-------- TASK INPUT --------
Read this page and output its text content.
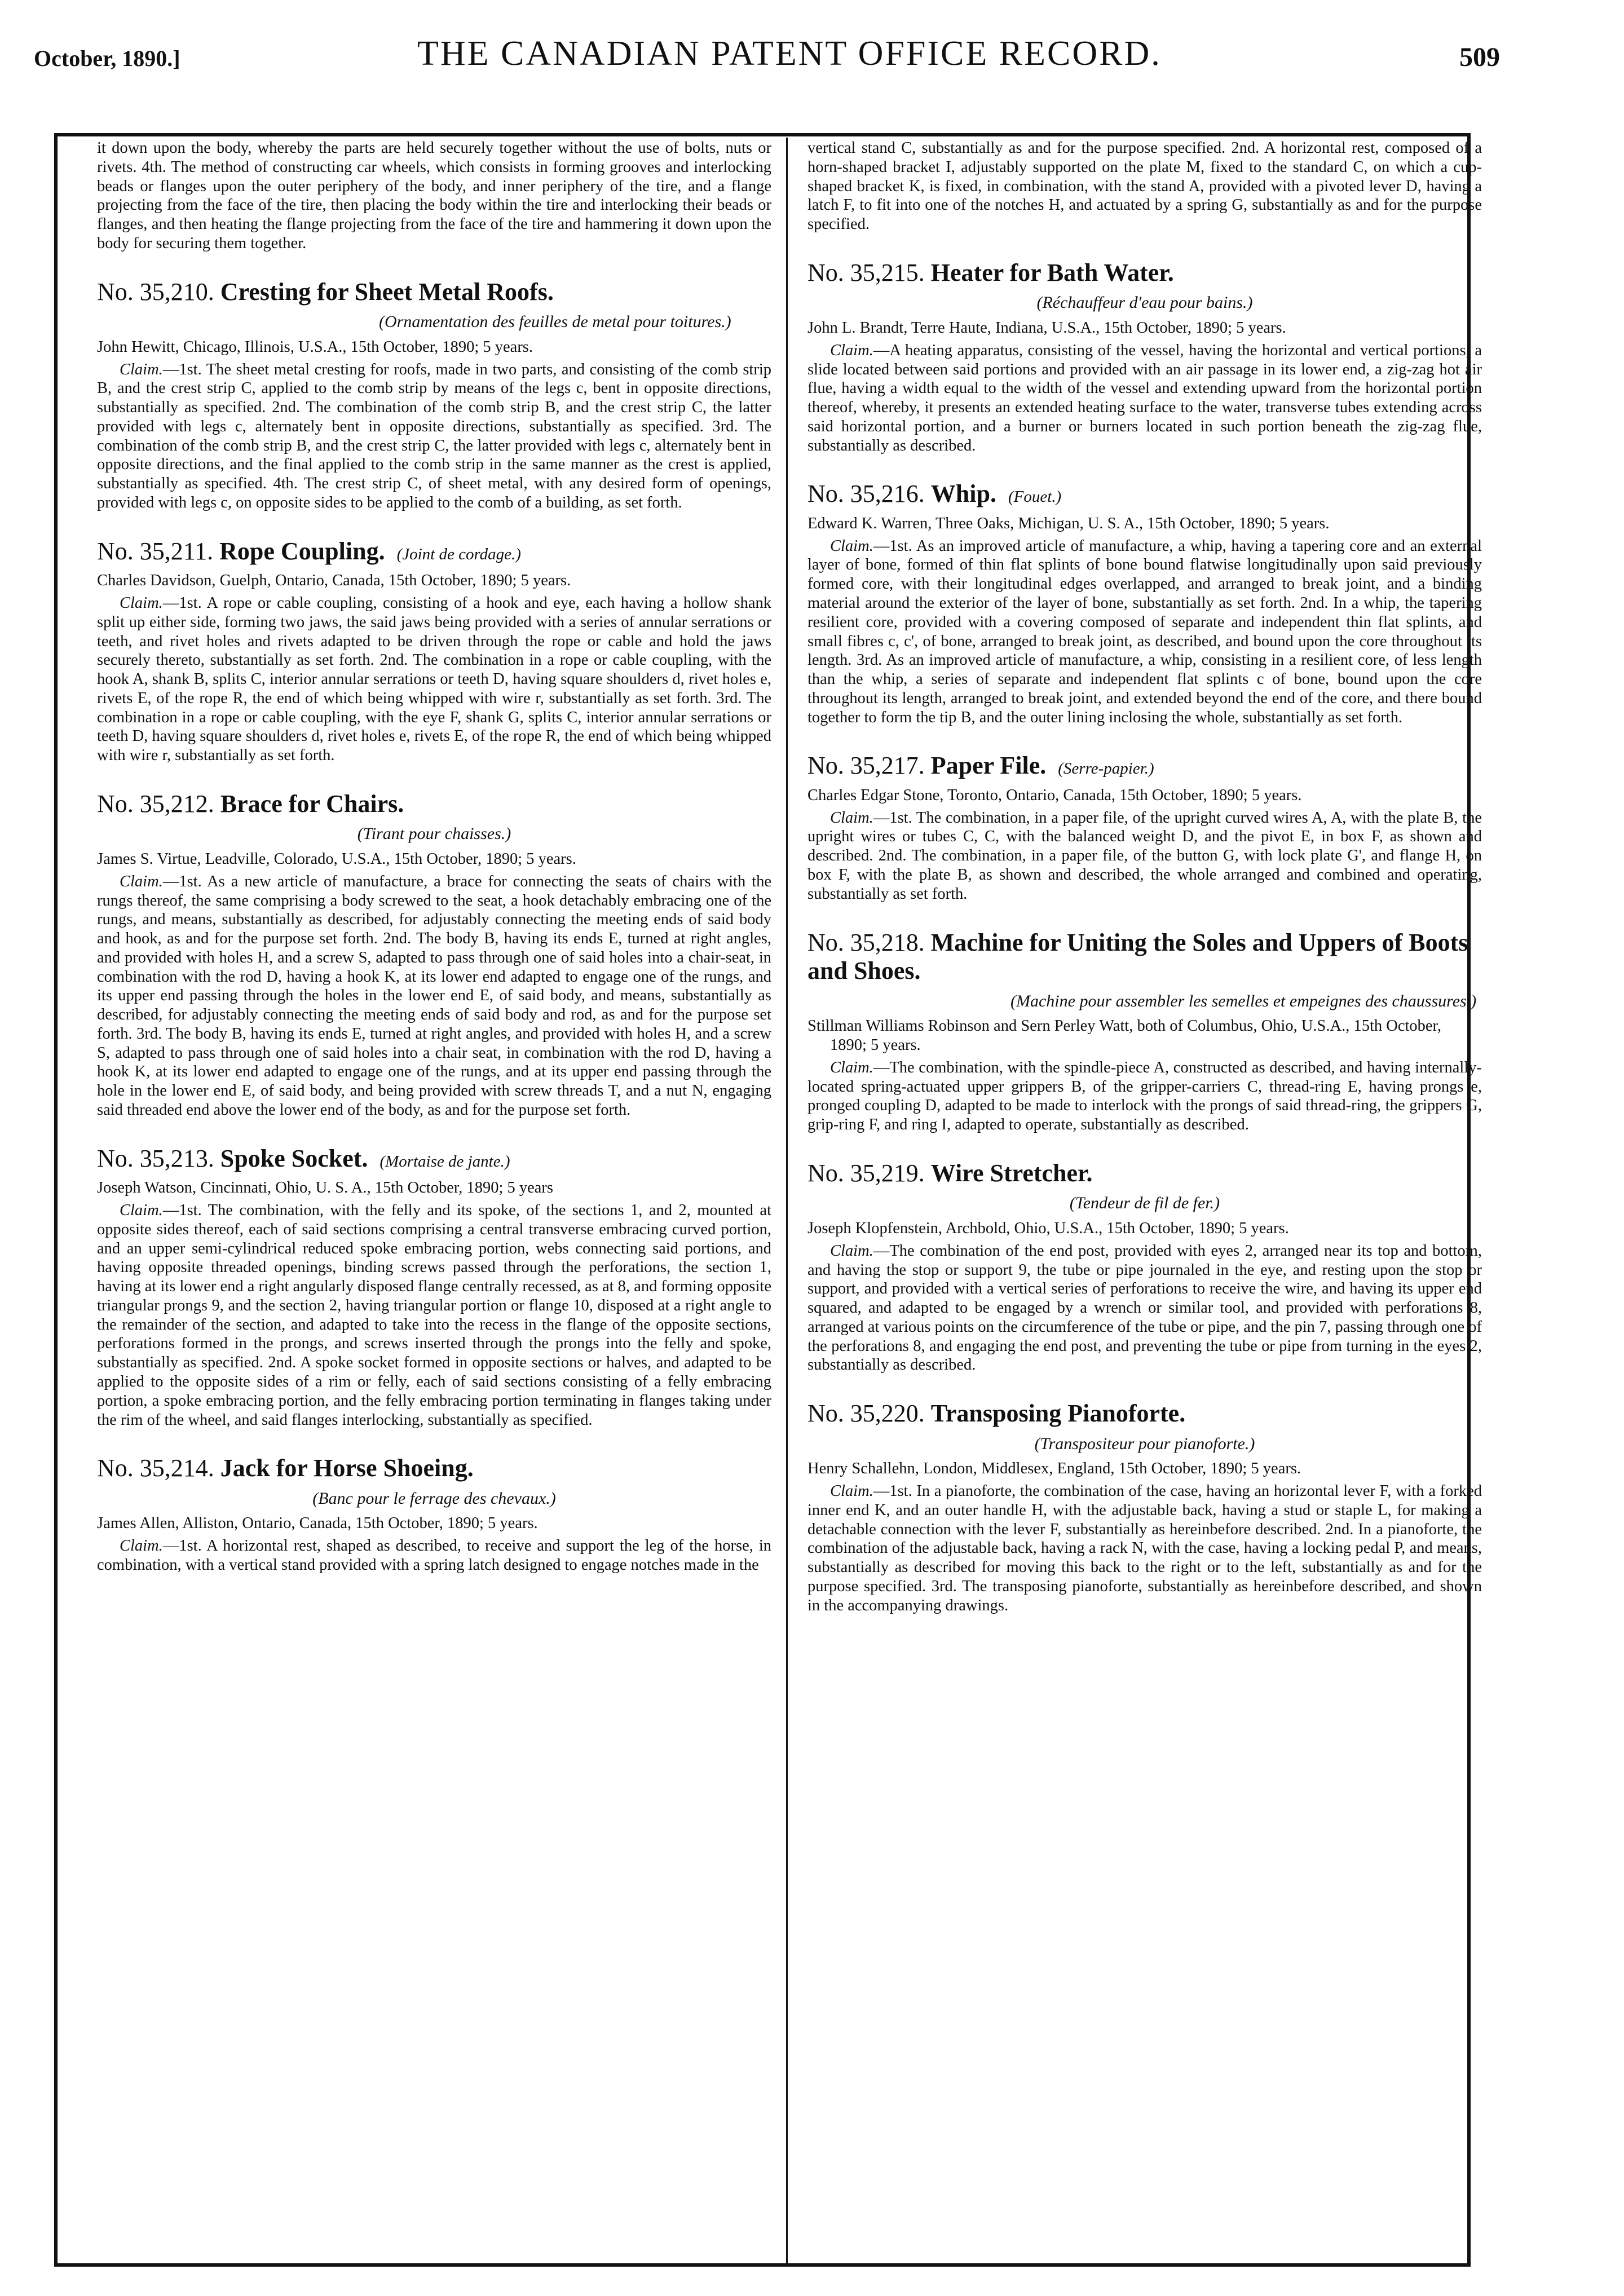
October, 1890.]	THE CANADIAN PATENT OFFICE RECORD.	509

it down upon the body, whereby the parts are held securely together without the use of bolts, nuts or rivets. 4th. The method of constructing car wheels, which consists in forming grooves and interlocking beads or flanges upon the outer periphery of the body, and inner periphery of the tire, and a flange projecting from the face of the tire, then placing the body within the tire and interlocking their beads or flanges, and then heating the flange projecting from the face of the tire and hammering it down upon the body for securing them together.

No. 35,210. Cresting for Sheet Metal Roofs.
(Ornamentation des feuilles de metal pour toitures.)

John Hewitt, Chicago, Illinois, U.S.A., 15th October, 1890; 5 years.

Claim.—1st. The sheet metal cresting for roofs, made in two parts, and consisting of the comb strip B, and the crest strip C, applied to the comb strip by means of the legs c, bent in opposite directions, substantially as specified. 2nd. The combination of the comb strip B, and the crest strip C, the latter provided with legs c, alternately bent in opposite directions, substantially as specified. 3rd. The combination of the comb strip B, and the crest strip C, the latter provided with legs c, alternately bent in opposite directions, and the final applied to the comb strip in the same manner as the crest is applied, substantially as specified. 4th. The crest strip C, of sheet metal, with any desired form of openings, provided with legs c, on opposite sides to be applied to the comb of a building, as set forth.

No. 35,211. Rope Coupling. (Joint de cordage.)

Charles Davidson, Guelph, Ontario, Canada, 15th October, 1890; 5 years.

Claim.—1st. A rope or cable coupling, consisting of a hook and eye, each having a hollow shank split up either side, forming two jaws, the said jaws being provided with a series of annular serrations or teeth, and rivet holes and rivets adapted to be driven through the rope or cable and hold the jaws securely thereto, substantially as set forth. 2nd. The combination in a rope or cable coupling, with the hook A, shank B, splits C, interior annular serrations or teeth D, having square shoulders d, rivet holes e, rivets E, of the rope R, the end of which being whipped with wire r, substantially as set forth. 3rd. The combination in a rope or cable coupling, with the eye F, shank G, splits C, interior annular serrations or teeth D, having square shoulders d, rivet holes e, rivets E, of the rope R, the end of which being whipped with wire r, substantially as set forth.

No. 35,212. Brace for Chairs.
(Tirant pour chaisses.)

James S. Virtue, Leadville, Colorado, U.S.A., 15th October, 1890; 5 years.

Claim.—1st. As a new article of manufacture, a brace for connecting the seats of chairs with the rungs thereof, the same comprising a body screwed to the seat, a hook detachably embracing one of the rungs, and means, substantially as described, for adjustably connecting the meeting ends of said body and hook, as and for the purpose set forth. 2nd. The body B, having its ends E, turned at right angles, and provided with holes H, and a screw S, adapted to pass through one of said holes into a chair-seat, in combination with the rod D, having a hook K, at its lower end adapted to engage one of the rungs, and its upper end passing through the holes in the lower end E, of said body, and means, substantially as described, for adjustably connecting the meeting ends of said body and rod, as and for the purpose set forth. 3rd. The body B, having its ends E, turned at right angles, and provided with holes H, and a screw S, adapted to pass through one of said holes into a chair seat, in combination with the rod D, having a hook K, at its lower end adapted to engage one of the rungs, and at its upper end passing through the hole in the lower end E, of said body, and being provided with screw threads T, and a nut N, engaging said threaded end above the lower end of the body, as and for the purpose set forth.

No. 35,213. Spoke Socket. (Mortaise de jante.)

Joseph Watson, Cincinnati, Ohio, U. S. A., 15th October, 1890; 5 years

Claim.—1st. The combination, with the felly and its spoke, of the sections 1, and 2, mounted at opposite sides thereof, each of said sections comprising a central transverse embracing curved portion, and an upper semi-cylindrical reduced spoke embracing portion, webs connecting said portions, and having opposite threaded openings, binding screws passed through the perforations, the section 1, having at its lower end a right angularly disposed flange centrally recessed, as at 8, and forming opposite triangular prongs 9, and the section 2, having triangular portion or flange 10, disposed at a right angle to the remainder of the section, and adapted to take into the recess in the flange of the opposite sections, perforations formed in the prongs, and screws inserted through the prongs into the felly and spoke, substantially as specified. 2nd. A spoke socket formed in opposite sections or halves, and adapted to be applied to the opposite sides of a rim or felly, each of said sections consisting of a felly embracing portion, a spoke embracing portion, and the felly embracing portion terminating in flanges taking under the rim of the wheel, and said flanges interlocking, substantially as specified.

No. 35,214. Jack for Horse Shoeing.
(Banc pour le ferrage des chevaux.)

James Allen, Alliston, Ontario, Canada, 15th October, 1890; 5 years.

Claim.—1st. A horizontal rest, shaped as described, to receive and support the leg of the horse, in combination, with a vertical stand provided with a spring latch designed to engage notches made in the

vertical stand C, substantially as and for the purpose specified. 2nd. A horizontal rest, composed of a horn-shaped bracket I, adjustably supported on the plate M, fixed to the standard C, on which a cup-shaped bracket K, is fixed, in combination, with the stand A, provided with a pivoted lever D, having a latch F, to fit into one of the notches H, and actuated by a spring G, substantially as and for the purpose specified.

No. 35,215. Heater for Bath Water.
(Réchauffeur d'eau pour bains.)

John L. Brandt, Terre Haute, Indiana, U.S.A., 15th October, 1890; 5 years.

Claim.—A heating apparatus, consisting of the vessel, having the horizontal and vertical portions, a slide located between said portions and provided with an air passage in its lower end, a zig-zag hot air flue, having a width equal to the width of the vessel and extending upward from the horizontal portion thereof, whereby, it presents an extended heating surface to the water, transverse tubes extending across said horizontal portion, and a burner or burners located in such portion beneath the zig-zag flue, substantially as described.

No. 35,216. Whip. (Fouet.)

Edward K. Warren, Three Oaks, Michigan, U. S. A., 15th October, 1890; 5 years.

Claim.—1st. As an improved article of manufacture, a whip, having a tapering core and an external layer of bone, formed of thin flat splints of bone bound flatwise longitudinally upon said previously formed core, with their longitudinal edges overlapped, and arranged to break joint, and a binding material around the exterior of the layer of bone, substantially as set forth. 2nd. In a whip, the tapering resilient core, provided with a covering composed of separate and independent thin flat splints, and small fibres c, c', of bone, arranged to break joint, as described, and bound upon the core throughout its length. 3rd. As an improved article of manufacture, a whip, consisting in a resilient core, of less length than the whip, a series of separate and independent flat splints c of bone, bound upon the core throughout its length, arranged to break joint, and extended beyond the end of the core, and there bound together to form the tip B, and the outer lining inclosing the whole, substantially as set forth.

No. 35,217. Paper File. (Serre-papier.)

Charles Edgar Stone, Toronto, Ontario, Canada, 15th October, 1890; 5 years.

Claim.—1st. The combination, in a paper file, of the upright curved wires A, A, with the plate B, the upright wires or tubes C, C, with the balanced weight D, and the pivot E, in box F, as shown and described. 2nd. The combination, in a paper file, of the button G, with lock plate G', and flange H, on box F, with the plate B, as shown and described, the whole arranged and combined and operating, substantially as set forth.

No. 35,218. Machine for Uniting the Soles and Uppers of Boots and Shoes.
(Machine pour assembler les semelles et empeignes des chaussures.)

Stillman Williams Robinson and Sern Perley Watt, both of Columbus, Ohio, U.S.A., 15th October, 1890; 5 years.

Claim.—The combination, with the spindle-piece A, constructed as described, and having internally-located spring-actuated upper grippers B, of the gripper-carriers C, thread-ring E, having prongs e, pronged coupling D, adapted to be made to interlock with the prongs of said thread-ring, the grippers G, grip-ring F, and ring I, adapted to operate, substantially as described.

No. 35,219. Wire Stretcher.
(Tendeur de fil de fer.)

Joseph Klopfenstein, Archbold, Ohio, U.S.A., 15th October, 1890; 5 years.

Claim.—The combination of the end post, provided with eyes 2, arranged near its top and bottom, and having the stop or support 9, the tube or pipe journaled in the eye, and resting upon the stop or support, and provided with a vertical series of perforations to receive the wire, and having its upper end squared, and adapted to be engaged by a wrench or similar tool, and provided with perforations 8, arranged at various points on the circumference of the tube or pipe, and the pin 7, passing through one of the perforations 8, and engaging the end post, and preventing the tube or pipe from turning in the eyes 2, substantially as described.

No. 35,220. Transposing Pianoforte.
(Transpositeur pour pianoforte.)

Henry Schallehn, London, Middlesex, England, 15th October, 1890; 5 years.

Claim.—1st. In a pianoforte, the combination of the case, having an horizontal lever F, with a forked inner end K, and an outer handle H, with the adjustable back, having a stud or staple L, for making a detachable connection with the lever F, substantially as hereinbefore described. 2nd. In a pianoforte, the combination of the adjustable back, having a rack N, with the case, having a locking pedal P, and means, substantially as described for moving this back to the right or to the left, substantially as and for the purpose specified. 3rd. The transposing pianoforte, substantially as hereinbefore described, and shown in the accompanying drawings.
--------
**PROMPT:**
Only the number is wanted: how many lines in the preceding entries hold the string "made"?

**TASK RESPONSE:**
3